## [Data rows]
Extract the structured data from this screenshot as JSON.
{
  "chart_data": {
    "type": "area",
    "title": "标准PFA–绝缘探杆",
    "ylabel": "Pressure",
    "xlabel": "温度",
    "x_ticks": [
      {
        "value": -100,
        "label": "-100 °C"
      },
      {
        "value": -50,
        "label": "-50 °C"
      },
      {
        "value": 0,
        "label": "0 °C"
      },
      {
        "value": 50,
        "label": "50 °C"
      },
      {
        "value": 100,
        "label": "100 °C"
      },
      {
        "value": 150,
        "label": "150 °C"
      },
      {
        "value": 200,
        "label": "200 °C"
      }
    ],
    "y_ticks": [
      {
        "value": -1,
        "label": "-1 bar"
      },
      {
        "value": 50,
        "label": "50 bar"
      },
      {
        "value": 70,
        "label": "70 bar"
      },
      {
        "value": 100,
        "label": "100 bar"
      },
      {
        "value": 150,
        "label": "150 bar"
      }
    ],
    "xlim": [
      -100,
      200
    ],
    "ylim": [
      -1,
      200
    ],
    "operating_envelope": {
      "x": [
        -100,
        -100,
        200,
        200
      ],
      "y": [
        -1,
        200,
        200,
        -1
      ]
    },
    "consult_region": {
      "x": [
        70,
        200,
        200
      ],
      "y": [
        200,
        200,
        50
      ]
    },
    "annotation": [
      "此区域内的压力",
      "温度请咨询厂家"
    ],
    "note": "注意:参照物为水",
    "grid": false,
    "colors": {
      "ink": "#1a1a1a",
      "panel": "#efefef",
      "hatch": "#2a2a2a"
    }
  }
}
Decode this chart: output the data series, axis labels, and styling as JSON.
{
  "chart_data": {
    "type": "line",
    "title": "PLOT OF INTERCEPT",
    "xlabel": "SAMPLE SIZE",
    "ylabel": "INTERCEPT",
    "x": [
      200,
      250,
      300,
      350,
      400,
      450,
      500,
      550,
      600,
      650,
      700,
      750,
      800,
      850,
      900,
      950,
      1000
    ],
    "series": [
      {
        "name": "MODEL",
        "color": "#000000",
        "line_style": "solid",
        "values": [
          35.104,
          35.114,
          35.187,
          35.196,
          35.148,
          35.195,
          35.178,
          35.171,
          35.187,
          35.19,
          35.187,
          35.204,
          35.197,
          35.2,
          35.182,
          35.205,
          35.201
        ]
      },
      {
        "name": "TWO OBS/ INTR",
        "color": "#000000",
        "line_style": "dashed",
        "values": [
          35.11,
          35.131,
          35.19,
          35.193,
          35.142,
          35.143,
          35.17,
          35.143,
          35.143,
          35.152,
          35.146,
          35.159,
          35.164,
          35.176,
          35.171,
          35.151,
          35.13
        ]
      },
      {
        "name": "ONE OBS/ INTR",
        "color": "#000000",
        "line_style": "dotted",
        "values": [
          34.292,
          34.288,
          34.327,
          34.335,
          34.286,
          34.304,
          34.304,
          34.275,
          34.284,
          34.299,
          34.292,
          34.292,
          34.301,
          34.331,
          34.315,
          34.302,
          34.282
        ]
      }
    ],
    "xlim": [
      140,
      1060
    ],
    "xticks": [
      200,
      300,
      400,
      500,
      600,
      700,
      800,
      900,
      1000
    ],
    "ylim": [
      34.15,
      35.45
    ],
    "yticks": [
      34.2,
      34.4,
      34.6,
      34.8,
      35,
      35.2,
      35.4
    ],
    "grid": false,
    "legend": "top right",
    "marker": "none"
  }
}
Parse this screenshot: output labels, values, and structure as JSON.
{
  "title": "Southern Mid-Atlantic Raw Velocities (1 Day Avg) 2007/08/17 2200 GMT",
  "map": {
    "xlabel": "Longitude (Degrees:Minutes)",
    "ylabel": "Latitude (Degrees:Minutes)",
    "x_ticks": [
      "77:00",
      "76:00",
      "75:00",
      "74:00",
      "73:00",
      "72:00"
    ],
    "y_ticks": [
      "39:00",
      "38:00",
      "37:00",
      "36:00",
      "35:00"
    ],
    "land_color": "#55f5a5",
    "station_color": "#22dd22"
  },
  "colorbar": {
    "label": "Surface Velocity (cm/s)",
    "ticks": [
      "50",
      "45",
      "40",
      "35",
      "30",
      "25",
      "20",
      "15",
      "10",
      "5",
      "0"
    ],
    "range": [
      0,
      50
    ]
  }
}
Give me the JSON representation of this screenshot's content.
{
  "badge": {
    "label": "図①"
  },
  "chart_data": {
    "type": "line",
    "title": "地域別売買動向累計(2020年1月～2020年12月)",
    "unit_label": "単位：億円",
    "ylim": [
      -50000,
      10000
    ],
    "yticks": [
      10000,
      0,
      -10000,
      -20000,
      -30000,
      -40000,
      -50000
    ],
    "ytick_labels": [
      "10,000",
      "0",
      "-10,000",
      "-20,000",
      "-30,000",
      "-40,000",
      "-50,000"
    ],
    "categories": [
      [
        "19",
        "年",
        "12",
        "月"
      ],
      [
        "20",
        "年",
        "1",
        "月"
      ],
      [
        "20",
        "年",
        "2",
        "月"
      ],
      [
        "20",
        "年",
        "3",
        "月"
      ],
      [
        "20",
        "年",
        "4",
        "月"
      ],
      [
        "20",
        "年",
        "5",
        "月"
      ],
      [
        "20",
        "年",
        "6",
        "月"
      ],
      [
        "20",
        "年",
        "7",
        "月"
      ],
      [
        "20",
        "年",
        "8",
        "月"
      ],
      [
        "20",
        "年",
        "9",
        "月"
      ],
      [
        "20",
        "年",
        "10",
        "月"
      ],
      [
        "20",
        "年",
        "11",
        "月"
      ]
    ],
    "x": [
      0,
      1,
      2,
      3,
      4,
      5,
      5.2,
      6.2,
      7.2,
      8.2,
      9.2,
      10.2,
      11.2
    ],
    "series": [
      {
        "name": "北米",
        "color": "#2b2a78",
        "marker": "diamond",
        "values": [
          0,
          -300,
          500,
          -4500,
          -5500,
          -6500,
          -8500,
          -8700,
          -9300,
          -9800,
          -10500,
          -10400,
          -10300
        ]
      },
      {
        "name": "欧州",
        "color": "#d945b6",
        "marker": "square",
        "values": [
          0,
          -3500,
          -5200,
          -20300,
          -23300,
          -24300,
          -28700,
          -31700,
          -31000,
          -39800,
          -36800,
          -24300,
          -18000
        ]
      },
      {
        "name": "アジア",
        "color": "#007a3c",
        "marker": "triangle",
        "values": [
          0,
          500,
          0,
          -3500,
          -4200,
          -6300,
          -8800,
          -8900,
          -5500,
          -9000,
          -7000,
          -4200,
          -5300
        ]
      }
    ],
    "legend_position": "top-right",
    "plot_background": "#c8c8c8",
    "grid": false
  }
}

## [Work required]
Repeat the material word for word, in full.

## [Task output]
Extract the structured data from this screenshot as JSON.
{
  "chart_data": {
    "type": "area",
    "title": "标准PFA–绝缘探杆",
    "ylabel": "Pressure",
    "xlabel": "温度",
    "x_ticks": [
      {
        "value": -100,
        "label": "-100 °C"
      },
      {
        "value": -50,
        "label": "-50 °C"
      },
      {
        "value": 0,
        "label": "0 °C"
      },
      {
        "value": 50,
        "label": "50 °C"
      },
      {
        "value": 100,
        "label": "100 °C"
      },
      {
        "value": 150,
        "label": "150 °C"
      },
      {
        "value": 200,
        "label": "200 °C"
      }
    ],
    "y_ticks": [
      {
        "value": -1,
        "label": "-1 bar"
      },
      {
        "value": 50,
        "label": "50 bar"
      },
      {
        "value": 70,
        "label": "70 bar"
      },
      {
        "value": 100,
        "label": "100 bar"
      },
      {
        "value": 150,
        "label": "150 bar"
      }
    ],
    "xlim": [
      -100,
      200
    ],
    "ylim": [
      -1,
      200
    ],
    "operating_envelope": {
      "x": [
        -100,
        -100,
        200,
        200
      ],
      "y": [
        -1,
        200,
        200,
        -1
      ]
    },
    "consult_region": {
      "x": [
        70,
        200,
        200
      ],
      "y": [
        200,
        200,
        50
      ]
    },
    "annotation": [
      "此区域内的压力",
      "温度请咨询厂家"
    ],
    "note": "注意:参照物为水",
    "grid": false,
    "colors": {
      "ink": "#1a1a1a",
      "panel": "#efefef",
      "hatch": "#2a2a2a"
    }
  }
}
Decode this chart: output the data series, axis labels, and styling as JSON.
{
  "chart_data": {
    "type": "line",
    "title": "PLOT OF INTERCEPT",
    "xlabel": "SAMPLE SIZE",
    "ylabel": "INTERCEPT",
    "x": [
      200,
      250,
      300,
      350,
      400,
      450,
      500,
      550,
      600,
      650,
      700,
      750,
      800,
      850,
      900,
      950,
      1000
    ],
    "series": [
      {
        "name": "MODEL",
        "color": "#000000",
        "line_style": "solid",
        "values": [
          35.104,
          35.114,
          35.187,
          35.196,
          35.148,
          35.195,
          35.178,
          35.171,
          35.187,
          35.19,
          35.187,
          35.204,
          35.197,
          35.2,
          35.182,
          35.205,
          35.201
        ]
      },
      {
        "name": "TWO OBS/ INTR",
        "color": "#000000",
        "line_style": "dashed",
        "values": [
          35.11,
          35.131,
          35.19,
          35.193,
          35.142,
          35.143,
          35.17,
          35.143,
          35.143,
          35.152,
          35.146,
          35.159,
          35.164,
          35.176,
          35.171,
          35.151,
          35.13
        ]
      },
      {
        "name": "ONE OBS/ INTR",
        "color": "#000000",
        "line_style": "dotted",
        "values": [
          34.292,
          34.288,
          34.327,
          34.335,
          34.286,
          34.304,
          34.304,
          34.275,
          34.284,
          34.299,
          34.292,
          34.292,
          34.301,
          34.331,
          34.315,
          34.302,
          34.282
        ]
      }
    ],
    "xlim": [
      140,
      1060
    ],
    "xticks": [
      200,
      300,
      400,
      500,
      600,
      700,
      800,
      900,
      1000
    ],
    "ylim": [
      34.15,
      35.45
    ],
    "yticks": [
      34.2,
      34.4,
      34.6,
      34.8,
      35,
      35.2,
      35.4
    ],
    "grid": false,
    "legend": "top right",
    "marker": "none"
  }
}
Parse this screenshot: output labels, values, and structure as JSON.
{
  "title": "Southern Mid-Atlantic Raw Velocities (1 Day Avg) 2007/08/17 2200 GMT",
  "map": {
    "xlabel": "Longitude (Degrees:Minutes)",
    "ylabel": "Latitude (Degrees:Minutes)",
    "x_ticks": [
      "77:00",
      "76:00",
      "75:00",
      "74:00",
      "73:00",
      "72:00"
    ],
    "y_ticks": [
      "39:00",
      "38:00",
      "37:00",
      "36:00",
      "35:00"
    ],
    "land_color": "#55f5a5",
    "station_color": "#22dd22"
  },
  "colorbar": {
    "label": "Surface Velocity (cm/s)",
    "ticks": [
      "50",
      "45",
      "40",
      "35",
      "30",
      "25",
      "20",
      "15",
      "10",
      "5",
      "0"
    ],
    "range": [
      0,
      50
    ]
  }
}
Give me the JSON representation of this screenshot's content.
{
  "badge": {
    "label": "図①"
  },
  "chart_data": {
    "type": "line",
    "title": "地域別売買動向累計(2020年1月～2020年12月)",
    "unit_label": "単位：億円",
    "ylim": [
      -50000,
      10000
    ],
    "yticks": [
      10000,
      0,
      -10000,
      -20000,
      -30000,
      -40000,
      -50000
    ],
    "ytick_labels": [
      "10,000",
      "0",
      "-10,000",
      "-20,000",
      "-30,000",
      "-40,000",
      "-50,000"
    ],
    "categories": [
      [
        "19",
        "年",
        "12",
        "月"
      ],
      [
        "20",
        "年",
        "1",
        "月"
      ],
      [
        "20",
        "年",
        "2",
        "月"
      ],
      [
        "20",
        "年",
        "3",
        "月"
      ],
      [
        "20",
        "年",
        "4",
        "月"
      ],
      [
        "20",
        "年",
        "5",
        "月"
      ],
      [
        "20",
        "年",
        "6",
        "月"
      ],
      [
        "20",
        "年",
        "7",
        "月"
      ],
      [
        "20",
        "年",
        "8",
        "月"
      ],
      [
        "20",
        "年",
        "9",
        "月"
      ],
      [
        "20",
        "年",
        "10",
        "月"
      ],
      [
        "20",
        "年",
        "11",
        "月"
      ]
    ],
    "x": [
      0,
      1,
      2,
      3,
      4,
      5,
      5.2,
      6.2,
      7.2,
      8.2,
      9.2,
      10.2,
      11.2
    ],
    "series": [
      {
        "name": "北米",
        "color": "#2b2a78",
        "marker": "diamond",
        "values": [
          0,
          -300,
          500,
          -4500,
          -5500,
          -6500,
          -8500,
          -8700,
          -9300,
          -9800,
          -10500,
          -10400,
          -10300
        ]
      },
      {
        "name": "欧州",
        "color": "#d945b6",
        "marker": "square",
        "values": [
          0,
          -3500,
          -5200,
          -20300,
          -23300,
          -24300,
          -28700,
          -31700,
          -31000,
          -39800,
          -36800,
          -24300,
          -18000
        ]
      },
      {
        "name": "アジア",
        "color": "#007a3c",
        "marker": "triangle",
        "values": [
          0,
          500,
          0,
          -3500,
          -4200,
          -6300,
          -8800,
          -8900,
          -5500,
          -9000,
          -7000,
          -4200,
          -5300
        ]
      }
    ],
    "legend_position": "top-right",
    "plot_background": "#c8c8c8",
    "grid": false
  }
}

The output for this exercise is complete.